(Dataset records)

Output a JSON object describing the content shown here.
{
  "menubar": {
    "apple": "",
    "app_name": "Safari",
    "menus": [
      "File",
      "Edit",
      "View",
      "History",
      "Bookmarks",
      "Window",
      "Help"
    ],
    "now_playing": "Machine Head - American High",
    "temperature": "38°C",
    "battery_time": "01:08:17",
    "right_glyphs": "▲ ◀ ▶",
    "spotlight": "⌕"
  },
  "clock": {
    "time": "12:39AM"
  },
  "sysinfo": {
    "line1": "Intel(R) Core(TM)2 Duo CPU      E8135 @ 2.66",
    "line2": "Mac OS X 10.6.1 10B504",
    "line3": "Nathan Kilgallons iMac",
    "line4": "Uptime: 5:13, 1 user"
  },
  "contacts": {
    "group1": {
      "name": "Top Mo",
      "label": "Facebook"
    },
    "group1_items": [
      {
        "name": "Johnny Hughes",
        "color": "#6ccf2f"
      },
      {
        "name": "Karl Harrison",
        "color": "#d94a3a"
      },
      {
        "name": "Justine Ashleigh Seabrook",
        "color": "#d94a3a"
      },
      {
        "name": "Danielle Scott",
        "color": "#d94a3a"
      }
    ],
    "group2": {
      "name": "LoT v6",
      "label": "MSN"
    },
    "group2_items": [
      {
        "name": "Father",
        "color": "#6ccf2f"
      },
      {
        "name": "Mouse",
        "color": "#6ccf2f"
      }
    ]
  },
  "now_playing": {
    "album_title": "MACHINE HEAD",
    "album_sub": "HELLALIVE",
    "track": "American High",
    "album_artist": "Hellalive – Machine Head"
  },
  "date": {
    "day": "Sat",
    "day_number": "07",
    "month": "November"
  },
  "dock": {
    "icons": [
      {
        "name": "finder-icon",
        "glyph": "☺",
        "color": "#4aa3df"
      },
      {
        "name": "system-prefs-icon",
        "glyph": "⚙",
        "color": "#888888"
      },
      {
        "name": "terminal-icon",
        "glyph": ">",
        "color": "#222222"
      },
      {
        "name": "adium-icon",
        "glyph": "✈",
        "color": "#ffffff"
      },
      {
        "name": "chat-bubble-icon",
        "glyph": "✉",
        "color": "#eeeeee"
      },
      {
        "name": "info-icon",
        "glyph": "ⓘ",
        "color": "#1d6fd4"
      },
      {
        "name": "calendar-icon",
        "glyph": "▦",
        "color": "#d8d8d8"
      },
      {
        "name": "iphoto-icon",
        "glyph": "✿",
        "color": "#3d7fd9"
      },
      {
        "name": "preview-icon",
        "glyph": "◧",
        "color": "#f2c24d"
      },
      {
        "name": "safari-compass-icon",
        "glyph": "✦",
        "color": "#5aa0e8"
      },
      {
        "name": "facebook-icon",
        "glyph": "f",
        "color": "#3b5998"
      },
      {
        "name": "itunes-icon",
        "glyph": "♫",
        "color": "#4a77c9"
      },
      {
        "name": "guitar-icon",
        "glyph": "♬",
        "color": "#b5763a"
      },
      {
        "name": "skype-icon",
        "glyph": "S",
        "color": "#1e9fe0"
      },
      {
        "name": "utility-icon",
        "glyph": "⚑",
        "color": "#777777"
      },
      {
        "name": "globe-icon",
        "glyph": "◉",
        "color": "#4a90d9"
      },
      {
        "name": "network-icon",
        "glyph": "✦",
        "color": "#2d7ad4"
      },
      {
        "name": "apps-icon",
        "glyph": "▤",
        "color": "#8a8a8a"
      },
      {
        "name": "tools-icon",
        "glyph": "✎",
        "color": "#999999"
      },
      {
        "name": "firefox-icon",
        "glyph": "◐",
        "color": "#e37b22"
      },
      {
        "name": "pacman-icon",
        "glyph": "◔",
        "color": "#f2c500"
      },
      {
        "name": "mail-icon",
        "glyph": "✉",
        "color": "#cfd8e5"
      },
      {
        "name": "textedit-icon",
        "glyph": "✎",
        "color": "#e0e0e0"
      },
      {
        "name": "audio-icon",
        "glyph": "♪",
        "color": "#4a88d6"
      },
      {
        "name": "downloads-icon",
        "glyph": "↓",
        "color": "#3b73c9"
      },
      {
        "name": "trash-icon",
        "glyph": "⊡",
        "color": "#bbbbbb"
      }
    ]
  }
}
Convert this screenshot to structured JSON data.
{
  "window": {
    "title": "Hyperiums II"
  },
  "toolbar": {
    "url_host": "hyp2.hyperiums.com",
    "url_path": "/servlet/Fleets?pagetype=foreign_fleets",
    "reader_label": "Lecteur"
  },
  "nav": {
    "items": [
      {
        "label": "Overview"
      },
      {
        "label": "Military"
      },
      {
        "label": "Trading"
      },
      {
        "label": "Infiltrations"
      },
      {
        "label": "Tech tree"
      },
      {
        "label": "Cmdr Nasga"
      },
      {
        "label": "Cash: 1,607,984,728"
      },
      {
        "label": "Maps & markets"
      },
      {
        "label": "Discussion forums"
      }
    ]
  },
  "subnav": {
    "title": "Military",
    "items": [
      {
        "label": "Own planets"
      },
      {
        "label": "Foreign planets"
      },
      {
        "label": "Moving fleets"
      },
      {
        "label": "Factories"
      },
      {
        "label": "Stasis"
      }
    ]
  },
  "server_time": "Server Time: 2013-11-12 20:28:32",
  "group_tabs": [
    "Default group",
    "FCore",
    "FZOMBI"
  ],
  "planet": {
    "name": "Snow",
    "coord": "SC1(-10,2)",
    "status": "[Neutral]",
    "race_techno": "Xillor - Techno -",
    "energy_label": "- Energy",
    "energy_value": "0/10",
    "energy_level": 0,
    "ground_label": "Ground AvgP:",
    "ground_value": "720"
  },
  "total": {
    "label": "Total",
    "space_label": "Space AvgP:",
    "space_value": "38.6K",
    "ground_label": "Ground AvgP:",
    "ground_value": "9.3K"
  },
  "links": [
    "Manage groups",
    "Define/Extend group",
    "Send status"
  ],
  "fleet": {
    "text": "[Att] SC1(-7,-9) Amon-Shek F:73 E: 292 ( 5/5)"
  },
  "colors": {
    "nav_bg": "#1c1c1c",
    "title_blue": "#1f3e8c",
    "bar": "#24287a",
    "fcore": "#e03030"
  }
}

### GIVEN EXERCISE
Repeat all of the records above exactly as they appear.

### WRITTEN SOLUTION
Output a JSON object describing the content shown here.
{
  "menubar": {
    "apple": "",
    "app_name": "Safari",
    "menus": [
      "File",
      "Edit",
      "View",
      "History",
      "Bookmarks",
      "Window",
      "Help"
    ],
    "now_playing": "Machine Head - American High",
    "temperature": "38°C",
    "battery_time": "01:08:17",
    "right_glyphs": "▲ ◀ ▶",
    "spotlight": "⌕"
  },
  "clock": {
    "time": "12:39AM"
  },
  "sysinfo": {
    "line1": "Intel(R) Core(TM)2 Duo CPU      E8135 @ 2.66",
    "line2": "Mac OS X 10.6.1 10B504",
    "line3": "Nathan Kilgallons iMac",
    "line4": "Uptime: 5:13, 1 user"
  },
  "contacts": {
    "group1": {
      "name": "Top Mo",
      "label": "Facebook"
    },
    "group1_items": [
      {
        "name": "Johnny Hughes",
        "color": "#6ccf2f"
      },
      {
        "name": "Karl Harrison",
        "color": "#d94a3a"
      },
      {
        "name": "Justine Ashleigh Seabrook",
        "color": "#d94a3a"
      },
      {
        "name": "Danielle Scott",
        "color": "#d94a3a"
      }
    ],
    "group2": {
      "name": "LoT v6",
      "label": "MSN"
    },
    "group2_items": [
      {
        "name": "Father",
        "color": "#6ccf2f"
      },
      {
        "name": "Mouse",
        "color": "#6ccf2f"
      }
    ]
  },
  "now_playing": {
    "album_title": "MACHINE HEAD",
    "album_sub": "HELLALIVE",
    "track": "American High",
    "album_artist": "Hellalive – Machine Head"
  },
  "date": {
    "day": "Sat",
    "day_number": "07",
    "month": "November"
  },
  "dock": {
    "icons": [
      {
        "name": "finder-icon",
        "glyph": "☺",
        "color": "#4aa3df"
      },
      {
        "name": "system-prefs-icon",
        "glyph": "⚙",
        "color": "#888888"
      },
      {
        "name": "terminal-icon",
        "glyph": ">",
        "color": "#222222"
      },
      {
        "name": "adium-icon",
        "glyph": "✈",
        "color": "#ffffff"
      },
      {
        "name": "chat-bubble-icon",
        "glyph": "✉",
        "color": "#eeeeee"
      },
      {
        "name": "info-icon",
        "glyph": "ⓘ",
        "color": "#1d6fd4"
      },
      {
        "name": "calendar-icon",
        "glyph": "▦",
        "color": "#d8d8d8"
      },
      {
        "name": "iphoto-icon",
        "glyph": "✿",
        "color": "#3d7fd9"
      },
      {
        "name": "preview-icon",
        "glyph": "◧",
        "color": "#f2c24d"
      },
      {
        "name": "safari-compass-icon",
        "glyph": "✦",
        "color": "#5aa0e8"
      },
      {
        "name": "facebook-icon",
        "glyph": "f",
        "color": "#3b5998"
      },
      {
        "name": "itunes-icon",
        "glyph": "♫",
        "color": "#4a77c9"
      },
      {
        "name": "guitar-icon",
        "glyph": "♬",
        "color": "#b5763a"
      },
      {
        "name": "skype-icon",
        "glyph": "S",
        "color": "#1e9fe0"
      },
      {
        "name": "utility-icon",
        "glyph": "⚑",
        "color": "#777777"
      },
      {
        "name": "globe-icon",
        "glyph": "◉",
        "color": "#4a90d9"
      },
      {
        "name": "network-icon",
        "glyph": "✦",
        "color": "#2d7ad4"
      },
      {
        "name": "apps-icon",
        "glyph": "▤",
        "color": "#8a8a8a"
      },
      {
        "name": "tools-icon",
        "glyph": "✎",
        "color": "#999999"
      },
      {
        "name": "firefox-icon",
        "glyph": "◐",
        "color": "#e37b22"
      },
      {
        "name": "pacman-icon",
        "glyph": "◔",
        "color": "#f2c500"
      },
      {
        "name": "mail-icon",
        "glyph": "✉",
        "color": "#cfd8e5"
      },
      {
        "name": "textedit-icon",
        "glyph": "✎",
        "color": "#e0e0e0"
      },
      {
        "name": "audio-icon",
        "glyph": "♪",
        "color": "#4a88d6"
      },
      {
        "name": "downloads-icon",
        "glyph": "↓",
        "color": "#3b73c9"
      },
      {
        "name": "trash-icon",
        "glyph": "⊡",
        "color": "#bbbbbb"
      }
    ]
  }
}
Convert this screenshot to structured JSON data.
{
  "window": {
    "title": "Hyperiums II"
  },
  "toolbar": {
    "url_host": "hyp2.hyperiums.com",
    "url_path": "/servlet/Fleets?pagetype=foreign_fleets",
    "reader_label": "Lecteur"
  },
  "nav": {
    "items": [
      {
        "label": "Overview"
      },
      {
        "label": "Military"
      },
      {
        "label": "Trading"
      },
      {
        "label": "Infiltrations"
      },
      {
        "label": "Tech tree"
      },
      {
        "label": "Cmdr Nasga"
      },
      {
        "label": "Cash: 1,607,984,728"
      },
      {
        "label": "Maps & markets"
      },
      {
        "label": "Discussion forums"
      }
    ]
  },
  "subnav": {
    "title": "Military",
    "items": [
      {
        "label": "Own planets"
      },
      {
        "label": "Foreign planets"
      },
      {
        "label": "Moving fleets"
      },
      {
        "label": "Factories"
      },
      {
        "label": "Stasis"
      }
    ]
  },
  "server_time": "Server Time: 2013-11-12 20:28:32",
  "group_tabs": [
    "Default group",
    "FCore",
    "FZOMBI"
  ],
  "planet": {
    "name": "Snow",
    "coord": "SC1(-10,2)",
    "status": "[Neutral]",
    "race_techno": "Xillor - Techno -",
    "energy_label": "- Energy",
    "energy_value": "0/10",
    "energy_level": 0,
    "ground_label": "Ground AvgP:",
    "ground_value": "720"
  },
  "total": {
    "label": "Total",
    "space_label": "Space AvgP:",
    "space_value": "38.6K",
    "ground_label": "Ground AvgP:",
    "ground_value": "9.3K"
  },
  "links": [
    "Manage groups",
    "Define/Extend group",
    "Send status"
  ],
  "fleet": {
    "text": "[Att] SC1(-7,-9) Amon-Shek F:73 E: 292 ( 5/5)"
  },
  "colors": {
    "nav_bg": "#1c1c1c",
    "title_blue": "#1f3e8c",
    "bar": "#24287a",
    "fcore": "#e03030"
  }
}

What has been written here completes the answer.